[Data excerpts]
⁂

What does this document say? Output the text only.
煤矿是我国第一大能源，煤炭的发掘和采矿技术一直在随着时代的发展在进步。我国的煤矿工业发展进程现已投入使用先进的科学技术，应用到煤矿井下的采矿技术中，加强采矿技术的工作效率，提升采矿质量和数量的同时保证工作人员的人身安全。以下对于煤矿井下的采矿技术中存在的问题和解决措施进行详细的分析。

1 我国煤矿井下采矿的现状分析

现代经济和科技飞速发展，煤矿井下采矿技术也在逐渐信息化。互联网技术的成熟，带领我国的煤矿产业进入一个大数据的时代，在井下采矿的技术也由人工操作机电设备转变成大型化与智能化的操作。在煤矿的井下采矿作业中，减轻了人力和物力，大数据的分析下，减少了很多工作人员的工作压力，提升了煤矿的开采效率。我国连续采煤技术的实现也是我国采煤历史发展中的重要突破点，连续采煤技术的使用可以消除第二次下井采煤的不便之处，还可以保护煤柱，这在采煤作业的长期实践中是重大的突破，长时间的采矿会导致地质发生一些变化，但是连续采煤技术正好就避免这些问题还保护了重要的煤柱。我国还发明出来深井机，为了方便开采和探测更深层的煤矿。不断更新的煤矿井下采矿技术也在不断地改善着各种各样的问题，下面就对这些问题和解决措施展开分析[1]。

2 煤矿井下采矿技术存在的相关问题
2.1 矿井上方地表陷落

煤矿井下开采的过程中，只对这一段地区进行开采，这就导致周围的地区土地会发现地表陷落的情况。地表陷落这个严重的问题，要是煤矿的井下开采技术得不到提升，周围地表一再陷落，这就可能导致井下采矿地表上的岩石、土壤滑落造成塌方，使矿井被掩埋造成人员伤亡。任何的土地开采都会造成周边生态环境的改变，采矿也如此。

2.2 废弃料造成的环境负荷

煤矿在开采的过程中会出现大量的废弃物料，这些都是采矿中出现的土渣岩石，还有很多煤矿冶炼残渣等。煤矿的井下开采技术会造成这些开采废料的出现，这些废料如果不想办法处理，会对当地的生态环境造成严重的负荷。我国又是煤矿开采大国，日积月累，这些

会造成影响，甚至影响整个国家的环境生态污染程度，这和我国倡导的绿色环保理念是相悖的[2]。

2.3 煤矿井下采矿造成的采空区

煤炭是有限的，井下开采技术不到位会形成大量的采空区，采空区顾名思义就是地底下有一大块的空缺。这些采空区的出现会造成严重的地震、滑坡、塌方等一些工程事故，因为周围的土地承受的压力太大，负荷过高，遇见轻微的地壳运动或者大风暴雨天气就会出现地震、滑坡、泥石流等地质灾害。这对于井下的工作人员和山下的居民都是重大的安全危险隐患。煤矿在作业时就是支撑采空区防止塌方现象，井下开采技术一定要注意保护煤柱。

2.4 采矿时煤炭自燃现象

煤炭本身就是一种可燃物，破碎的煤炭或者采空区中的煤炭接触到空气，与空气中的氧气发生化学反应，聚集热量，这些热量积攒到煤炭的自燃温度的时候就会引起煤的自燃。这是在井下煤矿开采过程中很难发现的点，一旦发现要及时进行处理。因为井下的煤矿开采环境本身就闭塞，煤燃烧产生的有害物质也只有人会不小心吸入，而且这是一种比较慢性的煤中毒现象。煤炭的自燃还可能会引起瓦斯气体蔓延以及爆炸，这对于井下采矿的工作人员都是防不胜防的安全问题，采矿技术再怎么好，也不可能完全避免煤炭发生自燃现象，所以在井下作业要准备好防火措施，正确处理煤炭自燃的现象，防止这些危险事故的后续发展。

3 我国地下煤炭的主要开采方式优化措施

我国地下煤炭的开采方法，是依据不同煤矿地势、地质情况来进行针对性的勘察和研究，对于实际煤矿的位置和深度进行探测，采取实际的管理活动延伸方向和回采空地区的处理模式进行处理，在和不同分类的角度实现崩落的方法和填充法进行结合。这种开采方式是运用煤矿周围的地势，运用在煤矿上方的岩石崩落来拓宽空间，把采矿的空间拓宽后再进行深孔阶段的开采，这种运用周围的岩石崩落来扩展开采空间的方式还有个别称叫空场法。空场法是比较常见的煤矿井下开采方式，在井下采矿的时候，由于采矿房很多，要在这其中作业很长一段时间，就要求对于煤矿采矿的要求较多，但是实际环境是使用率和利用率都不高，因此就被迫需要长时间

⁂

Task to carry out
Recopy the entries above exactly, with every line included.

Solution to this problem
What does this document say? Output the text only.
煤矿是我国第一大能源，煤炭的发掘和采矿技术一直在随着时代的发展在进步。我国的煤矿工业发展进程现已投入使用先进的科学技术，应用到煤矿井下的采矿技术中，加强采矿技术的工作效率，提升采矿质量和数量的同时保证工作人员的人身安全。以下对于煤矿井下的采矿技术中存在的问题和解决措施进行详细的分析。

1 我国煤矿井下采矿的现状分析

现代经济和科技飞速发展，煤矿井下采矿技术也在逐渐信息化。互联网技术的成熟，带领我国的煤矿产业进入一个大数据的时代，在井下采矿的技术也由人工操作机电设备转变成大型化与智能化的操作。在煤矿的井下采矿作业中，减轻了人力和物力，大数据的分析下，减少了很多工作人员的工作压力，提升了煤矿的开采效率。我国连续采煤技术的实现也是我国采煤历史发展中的重要突破点，连续采煤技术的使用可以消除第二次下井采煤的不便之处，还可以保护煤柱，这在采煤作业的长期实践中是重大的突破，长时间的采矿会导致地质发生一些变化，但是连续采煤技术正好就避免这些问题还保护了重要的煤柱。我国还发明出来深井机，为了方便开采和探测更深层的煤矿。不断更新的煤矿井下采矿技术也在不断地改善着各种各样的问题，下面就对这些问题和解决措施展开分析[1]。

2 煤矿井下采矿技术存在的相关问题
2.1 矿井上方地表陷落

煤矿井下开采的过程中，只对这一段地区进行开采，这就导致周围的地区土地会发现地表陷落的情况。地表陷落这个严重的问题，要是煤矿的井下开采技术得不到提升，周围地表一再陷落，这就可能导致井下采矿地表上的岩石、土壤滑落造成塌方，使矿井被掩埋造成人员伤亡。任何的土地开采都会造成周边生态环境的改变，采矿也如此。

2.2 废弃料造成的环境负荷

煤矿在开采的过程中会出现大量的废弃物料，这些都是采矿中出现的土渣岩石，还有很多煤矿冶炼残渣等。煤矿的井下开采技术会造成这些开采废料的出现，这些废料如果不想办法处理，会对当地的生态环境造成严重的负荷。我国又是煤矿开采大国，日积月累，这些

会造成影响，甚至影响整个国家的环境生态污染程度，这和我国倡导的绿色环保理念是相悖的[2]。

2.3 煤矿井下采矿造成的采空区

煤炭是有限的，井下开采技术不到位会形成大量的采空区，采空区顾名思义就是地底下有一大块的空缺。这些采空区的出现会造成严重的地震、滑坡、塌方等一些工程事故，因为周围的土地承受的压力太大，负荷过高，遇见轻微的地壳运动或者大风暴雨天气就会出现地震、滑坡、泥石流等地质灾害。这对于井下的工作人员和山下的居民都是重大的安全危险隐患。煤矿在作业时就是支撑采空区防止塌方现象，井下开采技术一定要注意保护煤柱。

2.4 采矿时煤炭自燃现象

煤炭本身就是一种可燃物，破碎的煤炭或者采空区中的煤炭接触到空气，与空气中的氧气发生化学反应，聚集热量，这些热量积攒到煤炭的自燃温度的时候就会引起煤的自燃。这是在井下煤矿开采过程中很难发现的点，一旦发现要及时进行处理。因为井下的煤矿开采环境本身就闭塞，煤燃烧产生的有害物质也只有人会不小心吸入，而且这是一种比较慢性的煤中毒现象。煤炭的自燃还可能会引起瓦斯气体蔓延以及爆炸，这对于井下采矿的工作人员都是防不胜防的安全问题，采矿技术再怎么好，也不可能完全避免煤炭发生自燃现象，所以在井下作业要准备好防火措施，正确处理煤炭自燃的现象，防止这些危险事故的后续发展。

3 我国地下煤炭的主要开采方式优化措施

我国地下煤炭的开采方法，是依据不同煤矿地势、地质情况来进行针对性的勘察和研究，对于实际煤矿的位置和深度进行探测，采取实际的管理活动延伸方向和回采空地区的处理模式进行处理，在和不同分类的角度实现崩落的方法和填充法进行结合。这种开采方式是运用煤矿周围的地势，运用在煤矿上方的岩石崩落来拓宽空间，把采矿的空间拓宽后再进行深孔阶段的开采，这种运用周围的岩石崩落来扩展开采空间的方式还有个别称叫空场法。空场法是比较常见的煤矿井下开采方式，在井下采矿的时候，由于采矿房很多，要在这其中作业很长一段时间，就要求对于煤矿采矿的要求较多，但是实际环境是使用率和利用率都不高，因此就被迫需要长时间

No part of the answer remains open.